- _What you are asked to do_
Find all lines in the listing that include the word "name", then copy them.

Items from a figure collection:
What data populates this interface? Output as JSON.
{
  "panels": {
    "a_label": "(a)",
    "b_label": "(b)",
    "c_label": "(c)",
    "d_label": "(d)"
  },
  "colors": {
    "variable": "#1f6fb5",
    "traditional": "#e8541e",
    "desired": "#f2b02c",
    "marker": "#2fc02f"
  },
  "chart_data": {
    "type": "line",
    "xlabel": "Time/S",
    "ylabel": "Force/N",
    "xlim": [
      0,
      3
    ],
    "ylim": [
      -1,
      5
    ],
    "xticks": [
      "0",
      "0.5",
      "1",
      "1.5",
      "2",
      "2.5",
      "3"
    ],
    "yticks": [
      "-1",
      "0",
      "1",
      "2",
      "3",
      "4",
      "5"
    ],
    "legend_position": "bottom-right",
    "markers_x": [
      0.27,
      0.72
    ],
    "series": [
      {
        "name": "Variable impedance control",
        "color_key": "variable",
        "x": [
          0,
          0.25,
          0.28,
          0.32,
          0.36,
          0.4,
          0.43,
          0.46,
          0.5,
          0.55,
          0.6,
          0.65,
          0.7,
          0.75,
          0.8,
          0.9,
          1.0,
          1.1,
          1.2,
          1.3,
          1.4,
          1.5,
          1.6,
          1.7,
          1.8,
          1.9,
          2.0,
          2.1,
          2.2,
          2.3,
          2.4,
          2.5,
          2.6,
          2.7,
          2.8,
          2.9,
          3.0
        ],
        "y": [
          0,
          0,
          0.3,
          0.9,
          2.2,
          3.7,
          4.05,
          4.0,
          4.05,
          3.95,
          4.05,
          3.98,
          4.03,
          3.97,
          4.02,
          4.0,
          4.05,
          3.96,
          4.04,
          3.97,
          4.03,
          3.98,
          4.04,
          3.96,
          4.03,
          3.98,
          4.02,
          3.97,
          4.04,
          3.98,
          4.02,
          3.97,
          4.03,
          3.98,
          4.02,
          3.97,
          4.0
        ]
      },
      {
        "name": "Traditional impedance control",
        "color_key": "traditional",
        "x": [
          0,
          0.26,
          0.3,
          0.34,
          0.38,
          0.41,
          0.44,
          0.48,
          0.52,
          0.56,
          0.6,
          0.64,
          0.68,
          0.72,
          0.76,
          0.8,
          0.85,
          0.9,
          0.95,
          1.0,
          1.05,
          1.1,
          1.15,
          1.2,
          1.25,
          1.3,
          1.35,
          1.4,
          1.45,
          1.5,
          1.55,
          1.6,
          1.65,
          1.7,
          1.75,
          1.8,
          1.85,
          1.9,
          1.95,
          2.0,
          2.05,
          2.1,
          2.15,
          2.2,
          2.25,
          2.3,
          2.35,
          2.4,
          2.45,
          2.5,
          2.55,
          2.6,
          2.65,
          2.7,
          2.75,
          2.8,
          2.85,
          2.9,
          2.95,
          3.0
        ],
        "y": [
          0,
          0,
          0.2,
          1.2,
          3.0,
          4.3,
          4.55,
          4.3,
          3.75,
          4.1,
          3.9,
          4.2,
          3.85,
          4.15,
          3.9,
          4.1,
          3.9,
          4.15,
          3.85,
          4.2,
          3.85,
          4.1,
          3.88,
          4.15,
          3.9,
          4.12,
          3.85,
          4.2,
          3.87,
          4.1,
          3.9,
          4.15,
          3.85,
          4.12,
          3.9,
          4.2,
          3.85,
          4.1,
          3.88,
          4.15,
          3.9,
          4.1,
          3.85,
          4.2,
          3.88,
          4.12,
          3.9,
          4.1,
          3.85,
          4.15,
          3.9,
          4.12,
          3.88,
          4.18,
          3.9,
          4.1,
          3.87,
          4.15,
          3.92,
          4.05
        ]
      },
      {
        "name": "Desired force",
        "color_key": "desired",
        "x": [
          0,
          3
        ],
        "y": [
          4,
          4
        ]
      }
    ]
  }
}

- _Result for this task_
        "name": "Variable impedance control",
        "name": "Traditional impedance control",
        "name": "Desired force",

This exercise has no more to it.